(Aim of the task) With the pictures omitted, write out the entries that follow exactly as they stand.

(Saved entries)
--- Begin ---

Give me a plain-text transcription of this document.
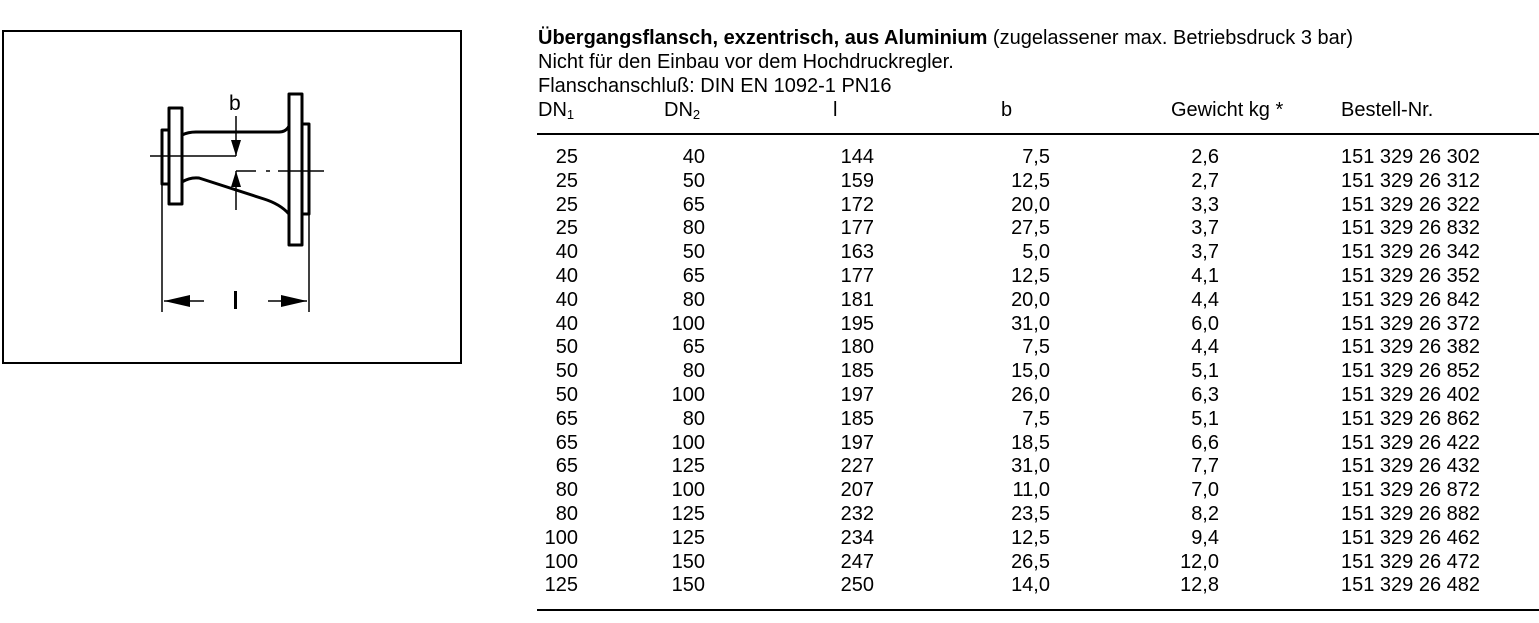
b
Übergangsflansch, exzentrisch, aus Aluminium (zugelassener max. Betriebsdruck 3 bar)
Nicht für den Einbau vor dem Hochdruckregler.
Flanschanschluß: DIN EN 1092-1 PN16
$DN_1$	$DN_2$	l	b	Gewicht kg *	Bestell-Nr.
25	40	144	7,5	2,6	151 329 26 302
25	50	159	12,5	2,7	151 329 26 312
25	65	172	20,0	3,3	151 329 26 322
25	80	177	27,5	3,7	151 329 26 832
40	50	163	5,0	3,7	151 329 26 342
40	65	177	12,5	4,1	151 329 26 352
40	80	181	20,0	4,4	151 329 26 842
40	100	195	31,0	6,0	151 329 26 372
50	65	180	7,5	4,4	151 329 26 382
50	80	185	15,0	5,1	151 329 26 852
50	100	197	26,0	6,3	151 329 26 402
65	80	185	7,5	5,1	151 329 26 862
65	100	197	18,5	6,6	151 329 26 422
65	125	227	31,0	7,7	151 329 26 432
80	100	207	11,0	7,0	151 329 26 872
80	125	232	23,5	8,2	151 329 26 882
100	125	234	12,5	9,4	151 329 26 462
100	150	247	26,5	12,0	151 329 26 472
125	150	250	14,0	12,8	151 329 26 482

--- End ---

(Exercise solution)
Give me a plain-text transcription of this document.
b
Übergangsflansch, exzentrisch, aus Aluminium (zugelassener max. Betriebsdruck 3 bar)
Nicht für den Einbau vor dem Hochdruckregler.
Flanschanschluß: DIN EN 1092-1 PN16
$DN_1$	$DN_2$	l	b	Gewicht kg *	Bestell-Nr.
25	40	144	7,5	2,6	151 329 26 302
25	50	159	12,5	2,7	151 329 26 312
25	65	172	20,0	3,3	151 329 26 322
25	80	177	27,5	3,7	151 329 26 832
40	50	163	5,0	3,7	151 329 26 342
40	65	177	12,5	4,1	151 329 26 352
40	80	181	20,0	4,4	151 329 26 842
40	100	195	31,0	6,0	151 329 26 372
50	65	180	7,5	4,4	151 329 26 382
50	80	185	15,0	5,1	151 329 26 852
50	100	197	26,0	6,3	151 329 26 402
65	80	185	7,5	5,1	151 329 26 862
65	100	197	18,5	6,6	151 329 26 422
65	125	227	31,0	7,7	151 329 26 432
80	100	207	11,0	7,0	151 329 26 872
80	125	232	23,5	8,2	151 329 26 882
100	125	234	12,5	9,4	151 329 26 462
100	150	247	26,5	12,0	151 329 26 472
125	150	250	14,0	12,8	151 329 26 482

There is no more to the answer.